:: TASK TO COMPLETE ::
Please quote every line word for word.
◇ ◇ ◇ ◇ ◇ ◇ ◇
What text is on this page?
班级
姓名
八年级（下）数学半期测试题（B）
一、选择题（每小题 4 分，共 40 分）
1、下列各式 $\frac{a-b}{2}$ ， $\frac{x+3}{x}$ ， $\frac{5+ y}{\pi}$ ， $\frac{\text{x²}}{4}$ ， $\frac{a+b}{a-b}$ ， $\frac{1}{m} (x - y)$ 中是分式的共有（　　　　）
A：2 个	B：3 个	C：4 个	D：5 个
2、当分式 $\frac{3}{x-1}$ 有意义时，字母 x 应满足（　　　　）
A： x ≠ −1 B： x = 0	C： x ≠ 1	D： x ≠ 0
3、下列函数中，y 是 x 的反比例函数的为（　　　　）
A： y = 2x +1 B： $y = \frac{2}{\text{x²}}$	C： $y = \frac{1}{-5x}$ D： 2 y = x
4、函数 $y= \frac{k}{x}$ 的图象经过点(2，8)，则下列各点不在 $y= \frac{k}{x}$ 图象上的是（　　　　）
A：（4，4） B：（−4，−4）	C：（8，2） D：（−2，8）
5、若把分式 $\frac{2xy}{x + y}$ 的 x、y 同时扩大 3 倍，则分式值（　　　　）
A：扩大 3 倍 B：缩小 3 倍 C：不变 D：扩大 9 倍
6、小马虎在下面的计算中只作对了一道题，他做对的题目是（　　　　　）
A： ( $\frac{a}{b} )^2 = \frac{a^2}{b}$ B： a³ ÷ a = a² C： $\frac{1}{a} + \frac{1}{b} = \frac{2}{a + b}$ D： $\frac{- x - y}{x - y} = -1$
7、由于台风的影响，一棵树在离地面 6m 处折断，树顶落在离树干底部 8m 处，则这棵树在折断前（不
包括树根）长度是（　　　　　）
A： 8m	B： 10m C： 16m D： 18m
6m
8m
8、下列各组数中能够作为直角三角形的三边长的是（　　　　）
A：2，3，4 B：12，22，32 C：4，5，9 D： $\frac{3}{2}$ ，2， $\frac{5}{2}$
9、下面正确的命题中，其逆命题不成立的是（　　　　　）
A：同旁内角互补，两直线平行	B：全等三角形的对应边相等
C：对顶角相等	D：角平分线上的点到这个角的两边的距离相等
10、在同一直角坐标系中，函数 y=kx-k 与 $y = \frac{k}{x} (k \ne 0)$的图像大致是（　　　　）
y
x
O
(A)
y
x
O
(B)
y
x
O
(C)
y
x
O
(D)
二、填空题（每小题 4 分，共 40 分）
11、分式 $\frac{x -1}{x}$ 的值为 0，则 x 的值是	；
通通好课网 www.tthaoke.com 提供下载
◇ ◇ ◇ ◇ ◇ ◇ ◇
:: FINISHED ANSWER ::
What text is on this page?
班级
姓名
八年级（下）数学半期测试题（B）
一、选择题（每小题 4 分，共 40 分）
1、下列各式 $\frac{a-b}{2}$ ， $\frac{x+3}{x}$ ， $\frac{5+ y}{\pi}$ ， $\frac{\text{x²}}{4}$ ， $\frac{a+b}{a-b}$ ， $\frac{1}{m} (x - y)$ 中是分式的共有（　　　　）
A：2 个	B：3 个	C：4 个	D：5 个
2、当分式 $\frac{3}{x-1}$ 有意义时，字母 x 应满足（　　　　）
A： x ≠ −1 B： x = 0	C： x ≠ 1	D： x ≠ 0
3、下列函数中，y 是 x 的反比例函数的为（　　　　）
A： y = 2x +1 B： $y = \frac{2}{\text{x²}}$	C： $y = \frac{1}{-5x}$ D： 2 y = x
4、函数 $y= \frac{k}{x}$ 的图象经过点(2，8)，则下列各点不在 $y= \frac{k}{x}$ 图象上的是（　　　　）
A：（4，4） B：（−4，−4）	C：（8，2） D：（−2，8）
5、若把分式 $\frac{2xy}{x + y}$ 的 x、y 同时扩大 3 倍，则分式值（　　　　）
A：扩大 3 倍 B：缩小 3 倍 C：不变 D：扩大 9 倍
6、小马虎在下面的计算中只作对了一道题，他做对的题目是（　　　　　）
A： ( $\frac{a}{b} )^2 = \frac{a^2}{b}$ B： a³ ÷ a = a² C： $\frac{1}{a} + \frac{1}{b} = \frac{2}{a + b}$ D： $\frac{- x - y}{x - y} = -1$
7、由于台风的影响，一棵树在离地面 6m 处折断，树顶落在离树干底部 8m 处，则这棵树在折断前（不
包括树根）长度是（　　　　　）
A： 8m	B： 10m C： 16m D： 18m
6m
8m
8、下列各组数中能够作为直角三角形的三边长的是（　　　　）
A：2，3，4 B：12，22，32 C：4，5，9 D： $\frac{3}{2}$ ，2， $\frac{5}{2}$
9、下面正确的命题中，其逆命题不成立的是（　　　　　）
A：同旁内角互补，两直线平行	B：全等三角形的对应边相等
C：对顶角相等	D：角平分线上的点到这个角的两边的距离相等
10、在同一直角坐标系中，函数 y=kx-k 与 $y = \frac{k}{x} (k \ne 0)$的图像大致是（　　　　）
y
x
O
(A)
y
x
O
(B)
y
x
O
(C)
y
x
O
(D)
二、填空题（每小题 4 分，共 40 分）
11、分式 $\frac{x -1}{x}$ 的值为 0，则 x 的值是	；
通通好课网 www.tthaoke.com 提供下载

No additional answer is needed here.